**Entries supplied:**
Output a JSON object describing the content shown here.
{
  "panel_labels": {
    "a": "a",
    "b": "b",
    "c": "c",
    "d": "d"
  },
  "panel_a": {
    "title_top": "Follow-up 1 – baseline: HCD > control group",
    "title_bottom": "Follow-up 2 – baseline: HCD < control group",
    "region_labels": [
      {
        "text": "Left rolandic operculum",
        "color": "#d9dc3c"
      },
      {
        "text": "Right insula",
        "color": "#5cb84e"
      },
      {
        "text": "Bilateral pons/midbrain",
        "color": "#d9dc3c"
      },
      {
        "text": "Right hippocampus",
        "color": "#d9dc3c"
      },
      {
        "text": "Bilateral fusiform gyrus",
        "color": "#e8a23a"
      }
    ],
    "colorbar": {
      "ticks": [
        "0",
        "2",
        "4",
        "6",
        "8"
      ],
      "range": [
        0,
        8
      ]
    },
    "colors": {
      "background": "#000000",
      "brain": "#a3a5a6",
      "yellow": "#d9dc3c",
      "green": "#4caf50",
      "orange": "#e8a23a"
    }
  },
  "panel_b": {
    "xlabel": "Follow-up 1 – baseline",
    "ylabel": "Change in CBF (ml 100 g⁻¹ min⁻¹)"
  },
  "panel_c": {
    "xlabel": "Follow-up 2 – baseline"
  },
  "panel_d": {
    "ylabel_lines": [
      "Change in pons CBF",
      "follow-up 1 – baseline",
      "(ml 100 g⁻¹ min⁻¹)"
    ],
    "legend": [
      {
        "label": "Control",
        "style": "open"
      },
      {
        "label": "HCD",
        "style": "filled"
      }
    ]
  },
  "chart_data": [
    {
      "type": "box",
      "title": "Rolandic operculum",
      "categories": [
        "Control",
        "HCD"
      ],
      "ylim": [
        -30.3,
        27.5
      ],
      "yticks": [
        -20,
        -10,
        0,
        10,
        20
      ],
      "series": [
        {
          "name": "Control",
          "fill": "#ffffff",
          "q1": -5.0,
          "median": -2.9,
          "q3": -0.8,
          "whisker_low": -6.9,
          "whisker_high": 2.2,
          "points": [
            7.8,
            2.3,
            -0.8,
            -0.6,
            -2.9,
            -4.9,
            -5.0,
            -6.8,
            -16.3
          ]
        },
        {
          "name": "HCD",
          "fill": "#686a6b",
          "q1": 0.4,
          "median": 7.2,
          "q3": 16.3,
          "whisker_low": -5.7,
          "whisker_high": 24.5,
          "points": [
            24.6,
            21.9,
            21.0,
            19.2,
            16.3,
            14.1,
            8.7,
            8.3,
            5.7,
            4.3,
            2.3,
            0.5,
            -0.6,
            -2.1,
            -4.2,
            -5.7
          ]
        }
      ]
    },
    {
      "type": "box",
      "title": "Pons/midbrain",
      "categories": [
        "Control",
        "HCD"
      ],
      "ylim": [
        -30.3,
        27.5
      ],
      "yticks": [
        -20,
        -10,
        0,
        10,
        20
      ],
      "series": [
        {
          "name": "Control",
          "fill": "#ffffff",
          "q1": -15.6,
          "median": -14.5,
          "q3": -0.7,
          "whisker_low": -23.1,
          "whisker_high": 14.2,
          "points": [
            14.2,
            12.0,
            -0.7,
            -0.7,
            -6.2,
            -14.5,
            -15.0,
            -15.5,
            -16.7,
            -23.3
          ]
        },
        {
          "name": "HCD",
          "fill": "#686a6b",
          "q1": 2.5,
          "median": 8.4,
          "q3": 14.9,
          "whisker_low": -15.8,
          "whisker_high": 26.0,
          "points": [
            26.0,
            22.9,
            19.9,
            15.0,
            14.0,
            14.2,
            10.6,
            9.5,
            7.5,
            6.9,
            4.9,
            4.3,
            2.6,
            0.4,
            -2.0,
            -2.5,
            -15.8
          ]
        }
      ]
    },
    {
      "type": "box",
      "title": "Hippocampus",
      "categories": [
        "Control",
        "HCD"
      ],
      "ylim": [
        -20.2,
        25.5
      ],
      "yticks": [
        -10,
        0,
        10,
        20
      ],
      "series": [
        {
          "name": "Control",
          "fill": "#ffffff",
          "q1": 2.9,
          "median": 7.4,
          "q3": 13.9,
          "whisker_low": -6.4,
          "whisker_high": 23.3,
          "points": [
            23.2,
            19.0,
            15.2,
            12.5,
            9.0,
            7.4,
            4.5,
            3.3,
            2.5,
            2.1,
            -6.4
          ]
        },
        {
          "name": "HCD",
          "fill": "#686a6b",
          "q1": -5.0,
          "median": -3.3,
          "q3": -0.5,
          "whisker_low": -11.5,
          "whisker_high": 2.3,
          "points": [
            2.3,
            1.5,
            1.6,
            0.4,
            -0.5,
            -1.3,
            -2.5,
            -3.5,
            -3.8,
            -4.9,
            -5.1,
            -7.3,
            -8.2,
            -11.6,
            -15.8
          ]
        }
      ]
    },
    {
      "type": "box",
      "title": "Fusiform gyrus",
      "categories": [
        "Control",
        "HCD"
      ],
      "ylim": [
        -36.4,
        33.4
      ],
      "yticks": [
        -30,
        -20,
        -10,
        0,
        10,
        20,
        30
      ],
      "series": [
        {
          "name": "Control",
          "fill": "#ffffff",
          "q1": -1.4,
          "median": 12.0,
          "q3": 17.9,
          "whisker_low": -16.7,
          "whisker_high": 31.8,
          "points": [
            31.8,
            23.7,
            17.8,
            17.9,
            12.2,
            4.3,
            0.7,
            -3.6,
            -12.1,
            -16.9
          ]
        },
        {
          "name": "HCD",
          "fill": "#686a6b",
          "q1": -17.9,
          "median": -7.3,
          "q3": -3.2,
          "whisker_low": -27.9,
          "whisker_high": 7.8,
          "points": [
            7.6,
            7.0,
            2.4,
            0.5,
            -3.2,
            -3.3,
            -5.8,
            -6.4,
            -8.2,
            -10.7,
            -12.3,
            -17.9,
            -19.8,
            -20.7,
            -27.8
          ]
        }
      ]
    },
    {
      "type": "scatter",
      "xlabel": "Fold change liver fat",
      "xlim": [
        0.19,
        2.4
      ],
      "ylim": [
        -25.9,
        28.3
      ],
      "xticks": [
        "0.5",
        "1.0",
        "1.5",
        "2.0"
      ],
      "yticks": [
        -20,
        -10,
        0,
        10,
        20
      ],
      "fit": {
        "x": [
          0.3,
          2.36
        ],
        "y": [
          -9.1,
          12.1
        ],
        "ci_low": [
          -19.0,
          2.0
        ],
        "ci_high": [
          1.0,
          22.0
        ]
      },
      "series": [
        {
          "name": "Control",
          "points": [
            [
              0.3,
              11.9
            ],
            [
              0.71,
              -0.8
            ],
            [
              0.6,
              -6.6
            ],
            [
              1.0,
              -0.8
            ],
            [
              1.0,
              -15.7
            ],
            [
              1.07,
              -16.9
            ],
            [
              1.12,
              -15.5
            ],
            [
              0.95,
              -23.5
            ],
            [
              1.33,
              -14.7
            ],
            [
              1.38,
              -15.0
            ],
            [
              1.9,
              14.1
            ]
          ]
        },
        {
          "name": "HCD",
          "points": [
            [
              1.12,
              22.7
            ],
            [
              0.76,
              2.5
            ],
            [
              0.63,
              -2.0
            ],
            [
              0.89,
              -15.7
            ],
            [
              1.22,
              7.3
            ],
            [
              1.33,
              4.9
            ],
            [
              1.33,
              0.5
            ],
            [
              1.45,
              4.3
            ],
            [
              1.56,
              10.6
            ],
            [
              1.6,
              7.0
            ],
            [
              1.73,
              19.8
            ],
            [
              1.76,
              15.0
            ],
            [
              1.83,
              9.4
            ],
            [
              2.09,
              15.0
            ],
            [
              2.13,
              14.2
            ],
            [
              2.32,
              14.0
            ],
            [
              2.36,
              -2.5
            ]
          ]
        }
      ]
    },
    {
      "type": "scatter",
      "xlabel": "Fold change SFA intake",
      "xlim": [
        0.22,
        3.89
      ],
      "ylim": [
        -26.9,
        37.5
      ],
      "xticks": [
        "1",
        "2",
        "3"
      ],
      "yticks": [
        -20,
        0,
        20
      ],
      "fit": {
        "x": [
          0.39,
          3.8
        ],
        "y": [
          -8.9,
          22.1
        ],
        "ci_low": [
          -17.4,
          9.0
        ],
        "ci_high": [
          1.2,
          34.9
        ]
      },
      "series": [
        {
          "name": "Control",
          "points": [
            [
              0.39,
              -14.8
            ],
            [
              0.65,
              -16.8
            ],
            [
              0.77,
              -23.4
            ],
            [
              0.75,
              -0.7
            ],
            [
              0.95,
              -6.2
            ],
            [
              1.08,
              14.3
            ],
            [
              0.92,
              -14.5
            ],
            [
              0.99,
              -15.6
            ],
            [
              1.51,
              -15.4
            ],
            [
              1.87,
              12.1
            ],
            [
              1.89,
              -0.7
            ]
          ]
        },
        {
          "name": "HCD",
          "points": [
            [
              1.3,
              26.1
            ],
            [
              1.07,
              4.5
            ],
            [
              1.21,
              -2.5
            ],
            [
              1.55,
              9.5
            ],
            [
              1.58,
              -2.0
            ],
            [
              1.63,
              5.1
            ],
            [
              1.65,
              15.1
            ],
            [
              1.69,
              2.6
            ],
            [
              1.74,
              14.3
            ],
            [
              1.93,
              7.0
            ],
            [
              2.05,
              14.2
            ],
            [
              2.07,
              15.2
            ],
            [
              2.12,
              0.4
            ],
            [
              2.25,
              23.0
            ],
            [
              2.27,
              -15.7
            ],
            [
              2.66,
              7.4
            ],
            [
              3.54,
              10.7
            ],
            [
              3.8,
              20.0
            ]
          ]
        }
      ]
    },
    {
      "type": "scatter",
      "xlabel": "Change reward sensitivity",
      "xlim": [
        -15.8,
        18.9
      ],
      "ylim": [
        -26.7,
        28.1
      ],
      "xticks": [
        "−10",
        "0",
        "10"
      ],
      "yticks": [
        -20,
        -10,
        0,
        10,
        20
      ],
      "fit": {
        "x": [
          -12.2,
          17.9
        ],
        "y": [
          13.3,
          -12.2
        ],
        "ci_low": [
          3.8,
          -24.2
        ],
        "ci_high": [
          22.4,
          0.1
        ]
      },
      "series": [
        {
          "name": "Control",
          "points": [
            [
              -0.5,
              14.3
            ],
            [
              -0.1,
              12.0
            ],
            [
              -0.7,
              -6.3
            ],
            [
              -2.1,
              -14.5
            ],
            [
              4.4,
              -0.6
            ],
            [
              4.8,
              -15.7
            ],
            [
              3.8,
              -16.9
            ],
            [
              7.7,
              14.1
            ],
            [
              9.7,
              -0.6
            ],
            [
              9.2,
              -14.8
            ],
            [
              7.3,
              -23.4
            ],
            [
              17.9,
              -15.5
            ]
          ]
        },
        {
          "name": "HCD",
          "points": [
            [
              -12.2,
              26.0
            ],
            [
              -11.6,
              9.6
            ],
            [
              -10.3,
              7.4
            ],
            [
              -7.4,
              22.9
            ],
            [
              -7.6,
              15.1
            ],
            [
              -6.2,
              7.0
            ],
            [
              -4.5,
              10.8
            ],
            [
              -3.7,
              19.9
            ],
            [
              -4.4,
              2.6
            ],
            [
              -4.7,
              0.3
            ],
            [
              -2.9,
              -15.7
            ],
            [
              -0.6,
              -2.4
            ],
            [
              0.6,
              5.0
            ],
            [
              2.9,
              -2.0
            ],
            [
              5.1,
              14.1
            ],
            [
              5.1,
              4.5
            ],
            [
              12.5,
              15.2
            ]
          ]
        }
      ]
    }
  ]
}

**Task prompt:** Copy every line in the records above that contains the word "Fold".

**Answer for this exercise:**
      "xlabel": "Fold change liver fat",
      "xlabel": "Fold change SFA intake",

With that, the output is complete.